• Goal
Find and copy each line of the records where the string "title" shows up.

(Saved entries)

.....

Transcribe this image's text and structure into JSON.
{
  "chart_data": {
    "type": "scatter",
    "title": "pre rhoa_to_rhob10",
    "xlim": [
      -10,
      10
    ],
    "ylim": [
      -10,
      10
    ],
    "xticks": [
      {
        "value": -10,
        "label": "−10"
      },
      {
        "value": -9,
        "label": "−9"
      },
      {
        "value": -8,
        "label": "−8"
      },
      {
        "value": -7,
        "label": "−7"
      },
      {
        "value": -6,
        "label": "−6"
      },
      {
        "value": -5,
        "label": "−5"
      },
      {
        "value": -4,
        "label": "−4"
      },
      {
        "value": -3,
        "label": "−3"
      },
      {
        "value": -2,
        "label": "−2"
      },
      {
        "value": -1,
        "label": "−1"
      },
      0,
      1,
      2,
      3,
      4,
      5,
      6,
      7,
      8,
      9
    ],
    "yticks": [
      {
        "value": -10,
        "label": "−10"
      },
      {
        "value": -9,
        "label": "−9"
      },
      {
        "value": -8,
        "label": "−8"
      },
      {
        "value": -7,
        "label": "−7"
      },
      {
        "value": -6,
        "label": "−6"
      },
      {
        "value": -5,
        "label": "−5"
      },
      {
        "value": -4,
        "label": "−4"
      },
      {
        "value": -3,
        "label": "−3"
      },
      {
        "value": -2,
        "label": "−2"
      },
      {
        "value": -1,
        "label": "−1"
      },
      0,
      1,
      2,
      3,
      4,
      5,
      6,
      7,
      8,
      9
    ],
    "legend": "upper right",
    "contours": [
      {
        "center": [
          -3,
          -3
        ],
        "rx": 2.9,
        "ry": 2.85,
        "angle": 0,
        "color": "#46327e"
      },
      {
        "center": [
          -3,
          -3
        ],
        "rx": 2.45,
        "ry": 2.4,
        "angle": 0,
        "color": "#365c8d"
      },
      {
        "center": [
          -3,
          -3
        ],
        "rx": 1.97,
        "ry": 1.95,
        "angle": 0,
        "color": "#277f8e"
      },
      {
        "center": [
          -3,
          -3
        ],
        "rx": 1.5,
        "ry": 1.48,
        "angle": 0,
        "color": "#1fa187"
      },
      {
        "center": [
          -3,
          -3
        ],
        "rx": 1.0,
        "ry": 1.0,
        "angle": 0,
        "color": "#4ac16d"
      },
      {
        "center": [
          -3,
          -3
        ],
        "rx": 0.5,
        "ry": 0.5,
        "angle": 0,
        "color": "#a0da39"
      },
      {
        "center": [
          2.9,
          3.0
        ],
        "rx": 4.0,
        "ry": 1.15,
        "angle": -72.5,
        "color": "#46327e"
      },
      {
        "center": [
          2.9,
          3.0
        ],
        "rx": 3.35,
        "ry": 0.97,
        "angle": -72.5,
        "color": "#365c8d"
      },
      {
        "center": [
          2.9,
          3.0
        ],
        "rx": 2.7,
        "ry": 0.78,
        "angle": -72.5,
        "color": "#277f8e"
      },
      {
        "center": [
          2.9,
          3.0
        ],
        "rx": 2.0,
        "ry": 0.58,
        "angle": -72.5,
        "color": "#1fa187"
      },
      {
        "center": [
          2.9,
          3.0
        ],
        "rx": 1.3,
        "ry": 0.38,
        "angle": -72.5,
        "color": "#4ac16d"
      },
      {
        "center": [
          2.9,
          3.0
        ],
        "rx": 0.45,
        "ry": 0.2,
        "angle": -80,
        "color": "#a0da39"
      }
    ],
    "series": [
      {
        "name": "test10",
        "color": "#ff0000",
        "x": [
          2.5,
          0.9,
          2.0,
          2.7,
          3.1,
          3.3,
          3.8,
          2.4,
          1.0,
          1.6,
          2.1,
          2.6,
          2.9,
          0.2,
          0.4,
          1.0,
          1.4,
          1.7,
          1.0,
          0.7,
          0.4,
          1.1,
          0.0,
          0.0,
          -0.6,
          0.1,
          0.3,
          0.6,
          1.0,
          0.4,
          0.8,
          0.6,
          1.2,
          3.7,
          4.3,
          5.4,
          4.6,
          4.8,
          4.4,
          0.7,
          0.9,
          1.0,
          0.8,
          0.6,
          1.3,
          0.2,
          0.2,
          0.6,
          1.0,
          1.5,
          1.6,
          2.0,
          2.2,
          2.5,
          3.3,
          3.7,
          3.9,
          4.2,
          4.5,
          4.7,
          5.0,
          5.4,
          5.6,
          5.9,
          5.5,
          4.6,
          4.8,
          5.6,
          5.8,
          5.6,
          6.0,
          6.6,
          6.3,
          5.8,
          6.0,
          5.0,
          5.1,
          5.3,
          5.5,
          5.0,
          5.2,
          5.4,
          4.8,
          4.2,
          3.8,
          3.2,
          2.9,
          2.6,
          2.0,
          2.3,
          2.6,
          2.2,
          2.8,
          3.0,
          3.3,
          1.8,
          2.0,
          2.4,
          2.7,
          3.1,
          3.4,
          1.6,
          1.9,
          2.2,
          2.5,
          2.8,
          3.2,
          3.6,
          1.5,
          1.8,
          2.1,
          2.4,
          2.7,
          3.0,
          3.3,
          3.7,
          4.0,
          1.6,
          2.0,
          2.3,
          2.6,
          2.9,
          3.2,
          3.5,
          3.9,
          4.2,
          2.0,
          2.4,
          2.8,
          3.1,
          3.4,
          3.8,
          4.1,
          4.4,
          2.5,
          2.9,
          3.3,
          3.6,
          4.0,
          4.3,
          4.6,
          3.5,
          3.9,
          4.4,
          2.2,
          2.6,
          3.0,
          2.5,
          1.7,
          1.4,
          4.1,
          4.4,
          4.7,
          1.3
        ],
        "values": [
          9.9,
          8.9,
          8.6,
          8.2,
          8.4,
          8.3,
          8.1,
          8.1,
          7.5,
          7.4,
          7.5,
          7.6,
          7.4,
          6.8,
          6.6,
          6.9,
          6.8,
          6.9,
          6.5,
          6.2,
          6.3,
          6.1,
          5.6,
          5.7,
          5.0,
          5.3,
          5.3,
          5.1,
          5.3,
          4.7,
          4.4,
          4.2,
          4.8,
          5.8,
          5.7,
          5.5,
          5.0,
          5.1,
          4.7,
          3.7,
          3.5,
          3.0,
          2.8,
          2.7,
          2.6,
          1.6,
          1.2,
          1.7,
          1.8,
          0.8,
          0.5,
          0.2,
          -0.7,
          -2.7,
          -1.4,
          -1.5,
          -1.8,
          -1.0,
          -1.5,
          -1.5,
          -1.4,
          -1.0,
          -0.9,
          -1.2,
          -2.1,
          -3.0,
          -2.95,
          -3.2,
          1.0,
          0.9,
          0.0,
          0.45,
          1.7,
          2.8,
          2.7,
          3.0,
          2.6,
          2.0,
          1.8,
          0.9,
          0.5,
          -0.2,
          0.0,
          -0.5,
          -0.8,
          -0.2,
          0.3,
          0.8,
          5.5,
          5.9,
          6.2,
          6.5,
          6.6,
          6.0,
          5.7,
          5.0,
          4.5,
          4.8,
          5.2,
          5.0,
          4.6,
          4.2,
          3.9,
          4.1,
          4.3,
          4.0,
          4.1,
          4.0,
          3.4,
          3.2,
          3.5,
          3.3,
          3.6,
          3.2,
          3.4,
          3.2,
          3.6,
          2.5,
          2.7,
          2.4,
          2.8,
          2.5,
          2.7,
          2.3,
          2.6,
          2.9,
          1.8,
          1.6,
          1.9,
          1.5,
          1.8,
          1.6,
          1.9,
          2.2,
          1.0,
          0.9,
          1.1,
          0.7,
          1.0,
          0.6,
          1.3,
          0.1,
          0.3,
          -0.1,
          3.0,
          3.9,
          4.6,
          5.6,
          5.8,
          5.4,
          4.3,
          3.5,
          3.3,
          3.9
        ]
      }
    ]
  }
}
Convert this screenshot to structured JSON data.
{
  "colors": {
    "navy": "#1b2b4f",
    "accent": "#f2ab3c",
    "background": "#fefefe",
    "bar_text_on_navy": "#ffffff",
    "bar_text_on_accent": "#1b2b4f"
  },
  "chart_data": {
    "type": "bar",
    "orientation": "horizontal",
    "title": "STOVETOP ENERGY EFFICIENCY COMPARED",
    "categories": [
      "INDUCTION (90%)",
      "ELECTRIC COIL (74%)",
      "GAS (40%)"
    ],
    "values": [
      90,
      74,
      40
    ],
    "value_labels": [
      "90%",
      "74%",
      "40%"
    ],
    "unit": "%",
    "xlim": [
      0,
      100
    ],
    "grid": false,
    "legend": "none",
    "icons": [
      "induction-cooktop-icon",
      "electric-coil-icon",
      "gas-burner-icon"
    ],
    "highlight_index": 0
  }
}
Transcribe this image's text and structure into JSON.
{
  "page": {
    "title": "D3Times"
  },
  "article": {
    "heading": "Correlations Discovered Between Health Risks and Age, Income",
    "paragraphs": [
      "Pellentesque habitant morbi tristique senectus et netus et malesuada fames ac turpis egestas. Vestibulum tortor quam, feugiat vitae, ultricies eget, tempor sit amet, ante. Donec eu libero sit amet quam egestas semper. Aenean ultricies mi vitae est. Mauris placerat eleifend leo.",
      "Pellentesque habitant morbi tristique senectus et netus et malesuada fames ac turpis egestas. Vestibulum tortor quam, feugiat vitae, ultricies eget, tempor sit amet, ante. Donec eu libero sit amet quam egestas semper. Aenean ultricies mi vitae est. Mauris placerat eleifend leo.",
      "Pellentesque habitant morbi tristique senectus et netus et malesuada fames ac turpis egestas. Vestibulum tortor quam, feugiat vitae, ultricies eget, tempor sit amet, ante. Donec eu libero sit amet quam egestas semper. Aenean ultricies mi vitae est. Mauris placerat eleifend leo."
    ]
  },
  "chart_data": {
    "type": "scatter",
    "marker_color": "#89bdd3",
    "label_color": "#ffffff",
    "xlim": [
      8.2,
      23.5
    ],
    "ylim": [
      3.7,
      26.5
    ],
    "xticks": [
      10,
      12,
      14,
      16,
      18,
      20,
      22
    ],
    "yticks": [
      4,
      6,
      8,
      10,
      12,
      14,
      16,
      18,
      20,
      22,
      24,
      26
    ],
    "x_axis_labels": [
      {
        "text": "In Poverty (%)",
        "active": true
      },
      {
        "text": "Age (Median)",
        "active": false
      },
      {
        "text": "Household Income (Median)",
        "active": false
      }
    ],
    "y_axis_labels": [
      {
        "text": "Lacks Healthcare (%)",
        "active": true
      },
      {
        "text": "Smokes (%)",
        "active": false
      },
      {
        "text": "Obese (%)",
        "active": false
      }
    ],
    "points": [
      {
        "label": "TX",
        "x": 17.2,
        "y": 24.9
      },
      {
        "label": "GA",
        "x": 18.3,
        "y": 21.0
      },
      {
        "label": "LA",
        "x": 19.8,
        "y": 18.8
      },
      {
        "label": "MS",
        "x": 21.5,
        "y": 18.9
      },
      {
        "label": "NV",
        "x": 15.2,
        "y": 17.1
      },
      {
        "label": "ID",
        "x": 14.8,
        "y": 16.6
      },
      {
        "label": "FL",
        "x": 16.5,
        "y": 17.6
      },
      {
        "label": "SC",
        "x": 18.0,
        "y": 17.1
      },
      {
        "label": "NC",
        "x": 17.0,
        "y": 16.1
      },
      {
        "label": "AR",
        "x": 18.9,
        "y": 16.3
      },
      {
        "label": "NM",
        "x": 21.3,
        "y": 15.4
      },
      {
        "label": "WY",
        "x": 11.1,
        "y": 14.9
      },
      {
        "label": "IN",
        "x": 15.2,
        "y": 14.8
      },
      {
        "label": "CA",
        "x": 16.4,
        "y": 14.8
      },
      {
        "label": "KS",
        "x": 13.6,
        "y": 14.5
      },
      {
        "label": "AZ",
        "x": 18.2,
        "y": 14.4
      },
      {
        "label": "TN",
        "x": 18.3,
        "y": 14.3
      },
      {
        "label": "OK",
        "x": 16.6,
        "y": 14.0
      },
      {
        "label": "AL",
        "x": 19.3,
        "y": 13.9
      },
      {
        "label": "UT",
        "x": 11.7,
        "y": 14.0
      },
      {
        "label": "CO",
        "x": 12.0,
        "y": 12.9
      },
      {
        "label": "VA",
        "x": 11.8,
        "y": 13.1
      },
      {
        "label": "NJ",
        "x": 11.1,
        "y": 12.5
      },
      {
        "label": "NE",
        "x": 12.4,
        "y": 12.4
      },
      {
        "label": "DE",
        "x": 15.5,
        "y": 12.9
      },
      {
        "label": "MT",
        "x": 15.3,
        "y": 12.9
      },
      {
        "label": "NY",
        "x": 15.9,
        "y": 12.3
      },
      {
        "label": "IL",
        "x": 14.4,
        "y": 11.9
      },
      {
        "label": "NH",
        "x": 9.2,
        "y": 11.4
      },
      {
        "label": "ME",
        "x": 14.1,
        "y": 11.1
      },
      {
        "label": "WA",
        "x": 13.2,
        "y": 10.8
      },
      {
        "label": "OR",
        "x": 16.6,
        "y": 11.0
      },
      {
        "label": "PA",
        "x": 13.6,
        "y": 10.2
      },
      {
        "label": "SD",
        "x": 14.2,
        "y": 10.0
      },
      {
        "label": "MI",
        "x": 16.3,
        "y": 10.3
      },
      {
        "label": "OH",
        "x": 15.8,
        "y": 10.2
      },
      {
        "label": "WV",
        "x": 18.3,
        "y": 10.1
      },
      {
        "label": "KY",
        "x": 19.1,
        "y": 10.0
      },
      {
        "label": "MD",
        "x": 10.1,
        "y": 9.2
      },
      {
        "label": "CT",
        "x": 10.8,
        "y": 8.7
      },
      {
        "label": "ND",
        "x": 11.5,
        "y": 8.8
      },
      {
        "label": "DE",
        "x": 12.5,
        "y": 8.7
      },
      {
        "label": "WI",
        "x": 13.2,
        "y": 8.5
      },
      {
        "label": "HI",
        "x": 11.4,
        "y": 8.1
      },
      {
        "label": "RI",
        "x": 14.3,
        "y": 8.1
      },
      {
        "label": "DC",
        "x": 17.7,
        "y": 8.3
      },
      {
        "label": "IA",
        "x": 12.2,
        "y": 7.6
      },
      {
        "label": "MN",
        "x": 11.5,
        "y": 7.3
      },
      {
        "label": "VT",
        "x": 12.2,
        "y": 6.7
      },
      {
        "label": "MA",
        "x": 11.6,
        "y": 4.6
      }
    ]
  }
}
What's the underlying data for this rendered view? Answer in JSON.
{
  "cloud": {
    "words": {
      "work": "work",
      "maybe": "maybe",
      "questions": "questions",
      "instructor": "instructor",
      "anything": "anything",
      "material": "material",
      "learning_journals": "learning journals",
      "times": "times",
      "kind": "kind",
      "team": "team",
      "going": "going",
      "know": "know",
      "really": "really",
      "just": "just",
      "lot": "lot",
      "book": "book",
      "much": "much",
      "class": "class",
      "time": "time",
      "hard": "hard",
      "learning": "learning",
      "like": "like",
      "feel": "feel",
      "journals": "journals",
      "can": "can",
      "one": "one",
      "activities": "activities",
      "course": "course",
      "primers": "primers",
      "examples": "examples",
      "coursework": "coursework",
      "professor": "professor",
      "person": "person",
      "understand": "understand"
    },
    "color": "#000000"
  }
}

.....

• Response below
    "title": "pre rhoa_to_rhob10",
    "title": "STOVETOP ENERGY EFFICIENCY COMPARED",
    "title": "D3Times"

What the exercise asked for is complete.